*GOAL OF THE EXERCISE*
Of all the lines in the records, how many hold the word "JSON"? Answer with the number only.

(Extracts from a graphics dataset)
-=-=-=-=-

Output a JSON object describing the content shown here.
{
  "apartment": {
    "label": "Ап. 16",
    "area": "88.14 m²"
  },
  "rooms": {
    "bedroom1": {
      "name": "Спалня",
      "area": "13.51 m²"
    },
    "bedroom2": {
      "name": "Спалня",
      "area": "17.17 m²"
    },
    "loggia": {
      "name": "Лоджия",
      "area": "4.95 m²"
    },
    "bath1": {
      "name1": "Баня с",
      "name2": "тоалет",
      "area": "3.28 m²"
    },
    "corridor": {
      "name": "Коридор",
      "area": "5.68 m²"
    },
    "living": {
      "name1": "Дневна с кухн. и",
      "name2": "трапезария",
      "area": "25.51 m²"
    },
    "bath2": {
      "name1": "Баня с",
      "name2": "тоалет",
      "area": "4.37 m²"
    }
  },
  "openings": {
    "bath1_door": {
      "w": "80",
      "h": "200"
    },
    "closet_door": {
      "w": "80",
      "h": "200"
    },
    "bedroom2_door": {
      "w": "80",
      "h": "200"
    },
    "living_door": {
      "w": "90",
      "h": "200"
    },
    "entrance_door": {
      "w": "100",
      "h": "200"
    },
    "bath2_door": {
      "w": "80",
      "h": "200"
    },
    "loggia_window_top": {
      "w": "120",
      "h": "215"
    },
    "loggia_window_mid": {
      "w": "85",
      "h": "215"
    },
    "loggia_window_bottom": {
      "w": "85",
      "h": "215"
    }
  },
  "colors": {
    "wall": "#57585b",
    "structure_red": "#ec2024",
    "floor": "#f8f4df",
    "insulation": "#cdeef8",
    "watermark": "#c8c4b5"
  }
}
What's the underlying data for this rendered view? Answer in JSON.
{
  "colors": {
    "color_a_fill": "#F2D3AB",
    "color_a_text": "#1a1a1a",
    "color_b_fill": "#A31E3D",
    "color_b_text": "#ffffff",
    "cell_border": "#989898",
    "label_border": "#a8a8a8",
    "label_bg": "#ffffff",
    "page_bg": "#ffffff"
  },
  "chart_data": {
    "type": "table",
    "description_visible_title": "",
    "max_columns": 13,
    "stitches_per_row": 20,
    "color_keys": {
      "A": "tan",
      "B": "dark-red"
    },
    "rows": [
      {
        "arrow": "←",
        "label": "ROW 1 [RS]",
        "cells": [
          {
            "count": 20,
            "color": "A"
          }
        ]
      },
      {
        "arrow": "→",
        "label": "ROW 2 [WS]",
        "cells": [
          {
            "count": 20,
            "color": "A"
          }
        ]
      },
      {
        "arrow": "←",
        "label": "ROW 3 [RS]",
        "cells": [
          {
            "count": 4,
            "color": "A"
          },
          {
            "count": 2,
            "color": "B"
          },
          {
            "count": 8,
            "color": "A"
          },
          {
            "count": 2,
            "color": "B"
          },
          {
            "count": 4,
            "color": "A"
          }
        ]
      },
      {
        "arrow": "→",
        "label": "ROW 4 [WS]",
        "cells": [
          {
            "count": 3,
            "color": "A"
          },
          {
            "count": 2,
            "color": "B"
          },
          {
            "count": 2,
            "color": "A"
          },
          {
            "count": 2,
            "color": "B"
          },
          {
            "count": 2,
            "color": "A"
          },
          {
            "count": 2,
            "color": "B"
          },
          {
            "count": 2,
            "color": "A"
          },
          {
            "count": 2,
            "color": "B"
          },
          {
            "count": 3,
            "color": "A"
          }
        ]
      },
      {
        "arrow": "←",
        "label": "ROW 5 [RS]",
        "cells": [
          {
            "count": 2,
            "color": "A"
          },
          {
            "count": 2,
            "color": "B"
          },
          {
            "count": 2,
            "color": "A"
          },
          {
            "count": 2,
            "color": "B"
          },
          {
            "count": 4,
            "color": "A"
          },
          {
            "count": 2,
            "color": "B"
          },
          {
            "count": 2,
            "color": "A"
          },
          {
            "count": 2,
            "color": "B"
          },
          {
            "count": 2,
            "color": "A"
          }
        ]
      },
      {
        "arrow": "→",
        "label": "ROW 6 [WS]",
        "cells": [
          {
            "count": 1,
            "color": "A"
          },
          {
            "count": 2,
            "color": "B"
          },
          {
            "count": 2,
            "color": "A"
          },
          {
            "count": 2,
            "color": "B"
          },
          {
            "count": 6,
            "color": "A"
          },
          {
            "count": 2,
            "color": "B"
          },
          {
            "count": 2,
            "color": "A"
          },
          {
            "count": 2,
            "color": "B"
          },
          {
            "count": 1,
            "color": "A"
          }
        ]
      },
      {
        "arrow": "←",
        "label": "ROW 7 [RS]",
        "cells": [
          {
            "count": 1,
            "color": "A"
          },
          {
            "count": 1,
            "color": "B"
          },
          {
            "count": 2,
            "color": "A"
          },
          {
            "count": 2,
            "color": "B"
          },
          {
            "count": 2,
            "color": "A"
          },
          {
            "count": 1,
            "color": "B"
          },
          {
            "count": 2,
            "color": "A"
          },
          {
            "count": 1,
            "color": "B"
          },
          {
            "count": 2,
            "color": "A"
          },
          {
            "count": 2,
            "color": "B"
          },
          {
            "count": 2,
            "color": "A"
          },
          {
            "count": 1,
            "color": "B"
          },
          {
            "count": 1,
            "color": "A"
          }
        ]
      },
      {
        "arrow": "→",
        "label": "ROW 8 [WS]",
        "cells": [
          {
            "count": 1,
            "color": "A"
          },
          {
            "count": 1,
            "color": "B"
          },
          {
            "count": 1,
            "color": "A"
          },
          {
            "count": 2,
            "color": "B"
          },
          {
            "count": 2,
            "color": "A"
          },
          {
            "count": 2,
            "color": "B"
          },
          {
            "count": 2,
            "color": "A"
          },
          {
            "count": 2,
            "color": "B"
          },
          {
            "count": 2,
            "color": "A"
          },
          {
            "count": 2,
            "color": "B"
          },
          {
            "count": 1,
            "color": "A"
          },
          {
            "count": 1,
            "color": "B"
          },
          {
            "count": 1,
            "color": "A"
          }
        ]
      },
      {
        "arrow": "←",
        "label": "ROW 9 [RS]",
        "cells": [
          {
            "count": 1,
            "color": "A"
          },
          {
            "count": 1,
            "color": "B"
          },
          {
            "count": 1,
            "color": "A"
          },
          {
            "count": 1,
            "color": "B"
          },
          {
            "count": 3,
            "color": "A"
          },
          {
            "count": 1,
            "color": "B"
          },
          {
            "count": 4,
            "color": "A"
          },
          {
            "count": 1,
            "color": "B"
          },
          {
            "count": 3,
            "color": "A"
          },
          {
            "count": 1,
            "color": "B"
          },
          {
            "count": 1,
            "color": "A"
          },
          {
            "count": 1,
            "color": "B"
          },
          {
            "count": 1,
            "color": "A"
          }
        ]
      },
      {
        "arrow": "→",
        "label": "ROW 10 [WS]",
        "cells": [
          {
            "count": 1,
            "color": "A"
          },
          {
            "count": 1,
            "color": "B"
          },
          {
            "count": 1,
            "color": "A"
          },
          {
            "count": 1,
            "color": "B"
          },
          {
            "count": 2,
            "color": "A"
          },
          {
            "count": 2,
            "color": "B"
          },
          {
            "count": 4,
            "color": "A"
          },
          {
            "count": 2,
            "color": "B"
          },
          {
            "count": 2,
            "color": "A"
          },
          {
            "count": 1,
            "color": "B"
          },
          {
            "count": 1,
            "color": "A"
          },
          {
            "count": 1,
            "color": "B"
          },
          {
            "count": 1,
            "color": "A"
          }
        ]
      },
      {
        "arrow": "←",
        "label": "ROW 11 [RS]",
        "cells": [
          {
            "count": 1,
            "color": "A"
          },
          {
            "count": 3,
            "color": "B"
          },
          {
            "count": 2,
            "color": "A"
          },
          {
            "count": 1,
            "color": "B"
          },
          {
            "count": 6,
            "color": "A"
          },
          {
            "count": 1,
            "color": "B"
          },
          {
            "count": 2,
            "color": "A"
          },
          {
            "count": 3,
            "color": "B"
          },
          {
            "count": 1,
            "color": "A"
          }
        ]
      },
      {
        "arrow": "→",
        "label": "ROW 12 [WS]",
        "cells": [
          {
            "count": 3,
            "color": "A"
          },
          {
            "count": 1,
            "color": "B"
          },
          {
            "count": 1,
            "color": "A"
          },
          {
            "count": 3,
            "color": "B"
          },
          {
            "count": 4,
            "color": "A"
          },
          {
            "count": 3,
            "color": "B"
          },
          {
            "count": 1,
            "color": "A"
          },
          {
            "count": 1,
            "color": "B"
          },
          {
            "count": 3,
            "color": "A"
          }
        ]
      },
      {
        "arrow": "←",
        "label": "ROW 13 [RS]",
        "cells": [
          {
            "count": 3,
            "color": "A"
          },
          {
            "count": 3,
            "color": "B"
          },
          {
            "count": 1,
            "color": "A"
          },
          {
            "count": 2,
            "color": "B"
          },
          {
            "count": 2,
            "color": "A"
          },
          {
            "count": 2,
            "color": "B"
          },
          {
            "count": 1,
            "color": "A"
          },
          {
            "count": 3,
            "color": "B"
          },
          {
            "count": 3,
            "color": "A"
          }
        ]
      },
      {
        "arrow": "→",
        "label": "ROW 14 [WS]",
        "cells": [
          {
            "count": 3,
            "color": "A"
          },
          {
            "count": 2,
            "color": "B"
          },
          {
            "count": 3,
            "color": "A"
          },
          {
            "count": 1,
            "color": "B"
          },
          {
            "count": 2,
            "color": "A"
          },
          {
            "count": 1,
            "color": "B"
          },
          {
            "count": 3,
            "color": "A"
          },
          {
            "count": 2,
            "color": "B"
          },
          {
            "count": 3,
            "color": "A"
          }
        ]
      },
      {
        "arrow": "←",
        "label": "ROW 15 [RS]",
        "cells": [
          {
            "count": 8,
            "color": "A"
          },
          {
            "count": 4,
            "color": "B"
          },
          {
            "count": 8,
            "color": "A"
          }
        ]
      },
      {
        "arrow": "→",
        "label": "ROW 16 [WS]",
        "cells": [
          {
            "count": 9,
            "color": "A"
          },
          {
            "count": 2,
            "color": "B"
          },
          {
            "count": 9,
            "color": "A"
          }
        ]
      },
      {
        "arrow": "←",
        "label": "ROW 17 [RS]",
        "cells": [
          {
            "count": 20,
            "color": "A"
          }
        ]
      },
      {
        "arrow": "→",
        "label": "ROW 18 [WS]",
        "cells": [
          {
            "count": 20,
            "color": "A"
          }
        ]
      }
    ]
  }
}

-=-=-=-=-

*RESPONSE BELOW*
2